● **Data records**
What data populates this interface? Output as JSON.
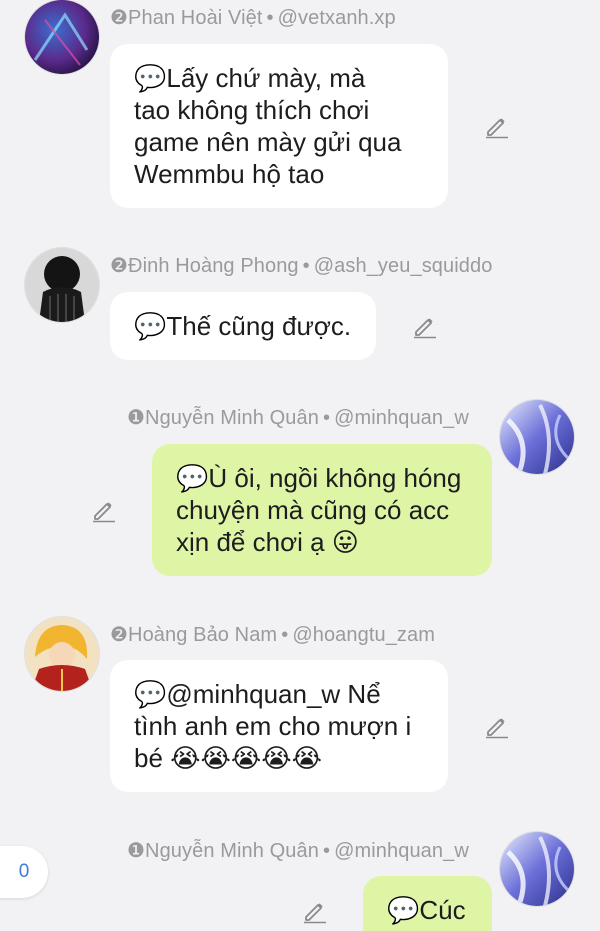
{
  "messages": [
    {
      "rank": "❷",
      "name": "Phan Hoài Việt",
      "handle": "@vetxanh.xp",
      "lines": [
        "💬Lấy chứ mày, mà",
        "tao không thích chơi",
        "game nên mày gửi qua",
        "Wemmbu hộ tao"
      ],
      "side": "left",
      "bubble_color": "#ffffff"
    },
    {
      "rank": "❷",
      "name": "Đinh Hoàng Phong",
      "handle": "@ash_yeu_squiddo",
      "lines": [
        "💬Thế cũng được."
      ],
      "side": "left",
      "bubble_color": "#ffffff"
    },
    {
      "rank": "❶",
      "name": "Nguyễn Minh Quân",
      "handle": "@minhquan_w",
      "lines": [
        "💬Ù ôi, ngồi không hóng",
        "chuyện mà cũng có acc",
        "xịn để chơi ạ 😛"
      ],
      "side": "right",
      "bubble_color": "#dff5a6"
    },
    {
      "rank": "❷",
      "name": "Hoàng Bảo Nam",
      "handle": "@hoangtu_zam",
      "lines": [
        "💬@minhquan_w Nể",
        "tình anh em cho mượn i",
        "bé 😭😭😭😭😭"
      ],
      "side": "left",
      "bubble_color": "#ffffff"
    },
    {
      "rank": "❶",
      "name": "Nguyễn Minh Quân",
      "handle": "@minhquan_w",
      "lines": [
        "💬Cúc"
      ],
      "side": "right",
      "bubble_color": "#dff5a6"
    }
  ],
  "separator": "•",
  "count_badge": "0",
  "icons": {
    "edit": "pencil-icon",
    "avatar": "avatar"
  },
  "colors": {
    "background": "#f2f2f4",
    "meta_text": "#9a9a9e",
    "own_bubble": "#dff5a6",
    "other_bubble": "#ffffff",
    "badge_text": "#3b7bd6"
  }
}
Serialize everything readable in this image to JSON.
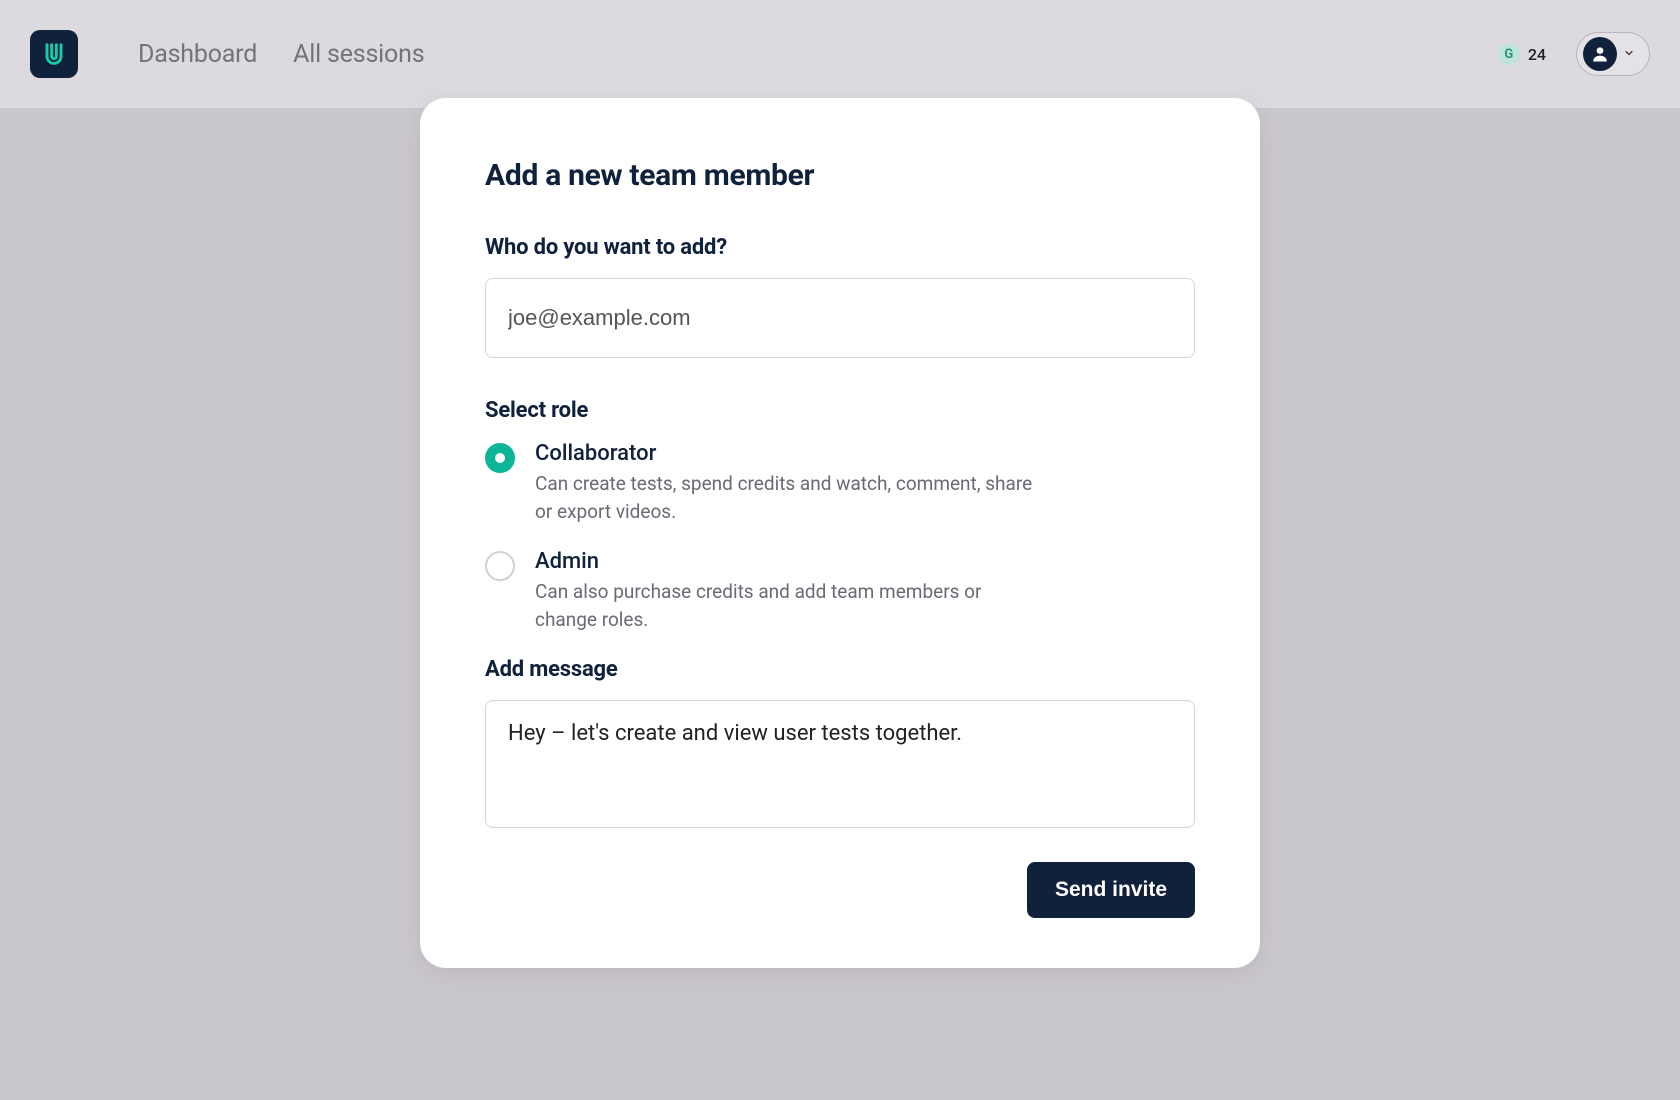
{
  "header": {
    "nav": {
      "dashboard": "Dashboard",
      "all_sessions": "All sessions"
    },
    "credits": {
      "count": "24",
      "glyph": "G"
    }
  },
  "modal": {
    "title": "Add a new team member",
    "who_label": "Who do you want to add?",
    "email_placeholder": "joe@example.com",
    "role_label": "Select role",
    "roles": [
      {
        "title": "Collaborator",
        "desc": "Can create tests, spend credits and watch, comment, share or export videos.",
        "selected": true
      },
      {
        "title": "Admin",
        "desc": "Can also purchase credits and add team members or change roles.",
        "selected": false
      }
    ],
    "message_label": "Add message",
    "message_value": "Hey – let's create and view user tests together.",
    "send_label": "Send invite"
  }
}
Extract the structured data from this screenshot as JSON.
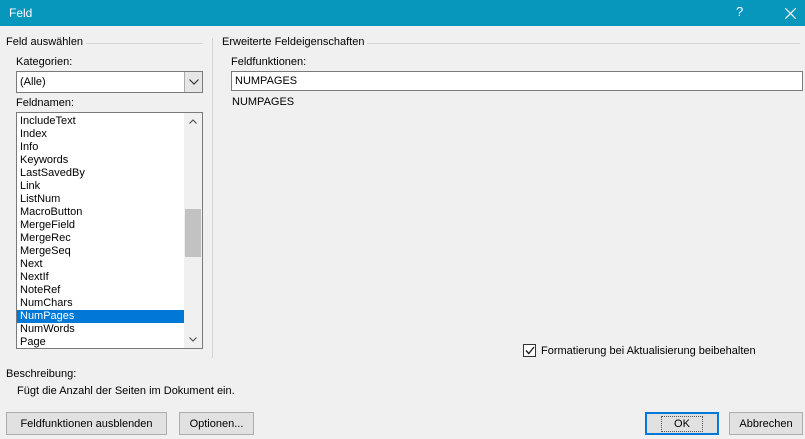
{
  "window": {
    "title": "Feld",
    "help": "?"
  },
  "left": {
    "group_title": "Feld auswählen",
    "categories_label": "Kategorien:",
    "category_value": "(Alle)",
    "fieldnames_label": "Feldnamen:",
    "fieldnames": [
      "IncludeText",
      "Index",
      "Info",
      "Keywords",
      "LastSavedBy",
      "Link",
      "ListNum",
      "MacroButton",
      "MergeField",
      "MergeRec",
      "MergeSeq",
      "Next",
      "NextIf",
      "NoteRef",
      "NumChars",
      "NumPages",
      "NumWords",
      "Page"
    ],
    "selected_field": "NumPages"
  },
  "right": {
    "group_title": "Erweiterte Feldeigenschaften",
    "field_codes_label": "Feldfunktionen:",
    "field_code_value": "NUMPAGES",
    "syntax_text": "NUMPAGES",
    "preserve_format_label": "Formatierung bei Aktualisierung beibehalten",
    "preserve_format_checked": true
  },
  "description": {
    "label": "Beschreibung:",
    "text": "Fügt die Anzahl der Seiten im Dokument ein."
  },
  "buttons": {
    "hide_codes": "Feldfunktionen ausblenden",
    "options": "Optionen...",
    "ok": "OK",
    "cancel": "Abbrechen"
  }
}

● **Work to complete**
Single out each line of the records above with the string "Feldfunktionen" in it, and copy it.

● **Exercise solution**
    "field_codes_label": "Feldfunktionen:",
    "hide_codes": "Feldfunktionen ausblenden",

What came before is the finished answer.